_Job_
Starting with the line that holds "Serialize everything readable", copy out each remaining line of the listing below, up to and including the last one, and include nothing else.
----
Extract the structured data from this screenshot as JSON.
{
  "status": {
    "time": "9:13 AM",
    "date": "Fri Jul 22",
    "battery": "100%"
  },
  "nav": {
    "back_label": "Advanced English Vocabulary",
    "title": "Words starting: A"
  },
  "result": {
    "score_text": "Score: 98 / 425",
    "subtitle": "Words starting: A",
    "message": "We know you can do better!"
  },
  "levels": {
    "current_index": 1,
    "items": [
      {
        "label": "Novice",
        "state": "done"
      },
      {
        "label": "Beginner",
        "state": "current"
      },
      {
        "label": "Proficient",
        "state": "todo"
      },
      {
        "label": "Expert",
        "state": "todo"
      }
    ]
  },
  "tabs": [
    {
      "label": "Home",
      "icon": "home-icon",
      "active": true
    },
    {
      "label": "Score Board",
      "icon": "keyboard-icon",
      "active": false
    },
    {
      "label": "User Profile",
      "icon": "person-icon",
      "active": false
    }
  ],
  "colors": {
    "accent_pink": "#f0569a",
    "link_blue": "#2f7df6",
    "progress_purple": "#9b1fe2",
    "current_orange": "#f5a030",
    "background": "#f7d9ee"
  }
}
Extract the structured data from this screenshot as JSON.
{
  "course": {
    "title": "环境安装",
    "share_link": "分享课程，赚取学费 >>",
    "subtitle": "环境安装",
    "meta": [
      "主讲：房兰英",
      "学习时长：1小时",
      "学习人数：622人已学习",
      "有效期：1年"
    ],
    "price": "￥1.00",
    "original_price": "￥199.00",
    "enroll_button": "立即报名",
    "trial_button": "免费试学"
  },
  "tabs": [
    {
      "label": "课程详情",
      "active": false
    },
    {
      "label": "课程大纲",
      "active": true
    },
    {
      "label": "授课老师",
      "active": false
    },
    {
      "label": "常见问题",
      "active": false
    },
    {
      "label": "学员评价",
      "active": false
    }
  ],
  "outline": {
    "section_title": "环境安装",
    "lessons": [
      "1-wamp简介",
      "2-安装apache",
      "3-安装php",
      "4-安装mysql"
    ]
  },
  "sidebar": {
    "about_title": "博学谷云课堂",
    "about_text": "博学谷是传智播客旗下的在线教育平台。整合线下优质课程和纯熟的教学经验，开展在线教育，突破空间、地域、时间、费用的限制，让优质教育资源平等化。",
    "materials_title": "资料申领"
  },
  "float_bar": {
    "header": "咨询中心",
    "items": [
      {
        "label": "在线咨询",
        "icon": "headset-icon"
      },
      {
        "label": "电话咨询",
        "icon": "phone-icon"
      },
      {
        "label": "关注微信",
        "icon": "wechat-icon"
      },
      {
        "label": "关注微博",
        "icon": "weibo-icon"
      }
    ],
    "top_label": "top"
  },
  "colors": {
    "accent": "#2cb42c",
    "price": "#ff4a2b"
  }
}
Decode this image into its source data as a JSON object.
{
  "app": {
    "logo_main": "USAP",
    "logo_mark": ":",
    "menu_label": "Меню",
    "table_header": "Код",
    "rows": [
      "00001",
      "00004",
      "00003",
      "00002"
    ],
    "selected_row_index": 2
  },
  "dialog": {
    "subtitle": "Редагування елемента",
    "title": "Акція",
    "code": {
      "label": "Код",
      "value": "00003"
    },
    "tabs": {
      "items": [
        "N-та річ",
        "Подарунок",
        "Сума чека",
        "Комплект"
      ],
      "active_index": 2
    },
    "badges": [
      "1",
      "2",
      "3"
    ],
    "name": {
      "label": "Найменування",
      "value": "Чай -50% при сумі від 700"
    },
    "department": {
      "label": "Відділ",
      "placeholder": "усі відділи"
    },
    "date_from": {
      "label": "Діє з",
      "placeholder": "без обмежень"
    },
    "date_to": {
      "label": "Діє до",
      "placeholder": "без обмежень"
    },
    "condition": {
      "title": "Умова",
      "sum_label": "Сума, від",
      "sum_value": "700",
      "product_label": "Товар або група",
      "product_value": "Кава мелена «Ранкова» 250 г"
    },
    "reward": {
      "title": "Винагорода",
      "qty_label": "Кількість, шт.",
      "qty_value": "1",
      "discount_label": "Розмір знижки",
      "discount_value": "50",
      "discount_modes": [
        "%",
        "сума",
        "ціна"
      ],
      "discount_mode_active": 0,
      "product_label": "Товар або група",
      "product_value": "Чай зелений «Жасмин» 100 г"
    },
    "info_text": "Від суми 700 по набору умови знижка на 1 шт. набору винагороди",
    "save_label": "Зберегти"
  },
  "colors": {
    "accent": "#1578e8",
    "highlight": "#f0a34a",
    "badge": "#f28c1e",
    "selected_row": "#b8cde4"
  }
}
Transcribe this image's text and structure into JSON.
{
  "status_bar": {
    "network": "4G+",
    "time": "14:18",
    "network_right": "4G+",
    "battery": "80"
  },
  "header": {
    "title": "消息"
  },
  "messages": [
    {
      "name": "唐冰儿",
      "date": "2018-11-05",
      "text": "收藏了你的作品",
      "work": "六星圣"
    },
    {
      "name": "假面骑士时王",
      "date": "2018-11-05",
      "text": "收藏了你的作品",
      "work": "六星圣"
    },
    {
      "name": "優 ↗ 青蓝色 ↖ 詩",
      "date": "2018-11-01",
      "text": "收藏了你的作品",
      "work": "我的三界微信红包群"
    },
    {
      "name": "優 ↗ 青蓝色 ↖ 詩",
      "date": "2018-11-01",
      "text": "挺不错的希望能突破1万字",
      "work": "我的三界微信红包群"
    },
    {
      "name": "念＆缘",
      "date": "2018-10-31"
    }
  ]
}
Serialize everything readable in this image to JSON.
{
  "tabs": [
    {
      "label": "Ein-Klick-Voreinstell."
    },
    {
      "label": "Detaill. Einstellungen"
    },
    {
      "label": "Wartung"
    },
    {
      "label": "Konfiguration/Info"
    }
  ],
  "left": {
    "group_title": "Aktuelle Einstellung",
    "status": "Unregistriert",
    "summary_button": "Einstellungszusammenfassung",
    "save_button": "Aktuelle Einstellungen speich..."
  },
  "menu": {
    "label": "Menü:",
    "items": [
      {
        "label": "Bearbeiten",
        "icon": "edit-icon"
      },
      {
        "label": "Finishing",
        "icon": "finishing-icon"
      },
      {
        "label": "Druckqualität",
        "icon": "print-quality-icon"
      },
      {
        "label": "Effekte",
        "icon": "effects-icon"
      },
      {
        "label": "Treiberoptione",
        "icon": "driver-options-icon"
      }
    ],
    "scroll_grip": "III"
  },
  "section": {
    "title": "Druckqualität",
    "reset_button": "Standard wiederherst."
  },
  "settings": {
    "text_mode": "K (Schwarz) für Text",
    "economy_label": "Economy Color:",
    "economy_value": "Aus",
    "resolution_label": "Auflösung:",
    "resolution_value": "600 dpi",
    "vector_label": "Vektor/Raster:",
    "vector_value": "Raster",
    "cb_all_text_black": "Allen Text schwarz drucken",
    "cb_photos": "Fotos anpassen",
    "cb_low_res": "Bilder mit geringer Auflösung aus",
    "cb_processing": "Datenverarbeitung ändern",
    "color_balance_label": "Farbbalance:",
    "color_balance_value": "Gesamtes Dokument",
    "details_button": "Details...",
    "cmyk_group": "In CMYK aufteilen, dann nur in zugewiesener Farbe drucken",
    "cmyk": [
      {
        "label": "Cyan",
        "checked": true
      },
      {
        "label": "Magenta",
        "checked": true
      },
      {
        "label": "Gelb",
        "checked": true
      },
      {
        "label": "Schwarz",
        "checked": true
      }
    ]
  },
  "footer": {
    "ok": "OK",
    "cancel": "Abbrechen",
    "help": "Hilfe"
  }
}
----
_Exercise response_
Serialize everything readable in this image to JSON.
{
  "tabs": [
    {
      "label": "Ein-Klick-Voreinstell."
    },
    {
      "label": "Detaill. Einstellungen"
    },
    {
      "label": "Wartung"
    },
    {
      "label": "Konfiguration/Info"
    }
  ],
  "left": {
    "group_title": "Aktuelle Einstellung",
    "status": "Unregistriert",
    "summary_button": "Einstellungszusammenfassung",
    "save_button": "Aktuelle Einstellungen speich..."
  },
  "menu": {
    "label": "Menü:",
    "items": [
      {
        "label": "Bearbeiten",
        "icon": "edit-icon"
      },
      {
        "label": "Finishing",
        "icon": "finishing-icon"
      },
      {
        "label": "Druckqualität",
        "icon": "print-quality-icon"
      },
      {
        "label": "Effekte",
        "icon": "effects-icon"
      },
      {
        "label": "Treiberoptione",
        "icon": "driver-options-icon"
      }
    ],
    "scroll_grip": "III"
  },
  "section": {
    "title": "Druckqualität",
    "reset_button": "Standard wiederherst."
  },
  "settings": {
    "text_mode": "K (Schwarz) für Text",
    "economy_label": "Economy Color:",
    "economy_value": "Aus",
    "resolution_label": "Auflösung:",
    "resolution_value": "600 dpi",
    "vector_label": "Vektor/Raster:",
    "vector_value": "Raster",
    "cb_all_text_black": "Allen Text schwarz drucken",
    "cb_photos": "Fotos anpassen",
    "cb_low_res": "Bilder mit geringer Auflösung aus",
    "cb_processing": "Datenverarbeitung ändern",
    "color_balance_label": "Farbbalance:",
    "color_balance_value": "Gesamtes Dokument",
    "details_button": "Details...",
    "cmyk_group": "In CMYK aufteilen, dann nur in zugewiesener Farbe drucken",
    "cmyk": [
      {
        "label": "Cyan",
        "checked": true
      },
      {
        "label": "Magenta",
        "checked": true
      },
      {
        "label": "Gelb",
        "checked": true
      },
      {
        "label": "Schwarz",
        "checked": true
      }
    ]
  },
  "footer": {
    "ok": "OK",
    "cancel": "Abbrechen",
    "help": "Hilfe"
  }
}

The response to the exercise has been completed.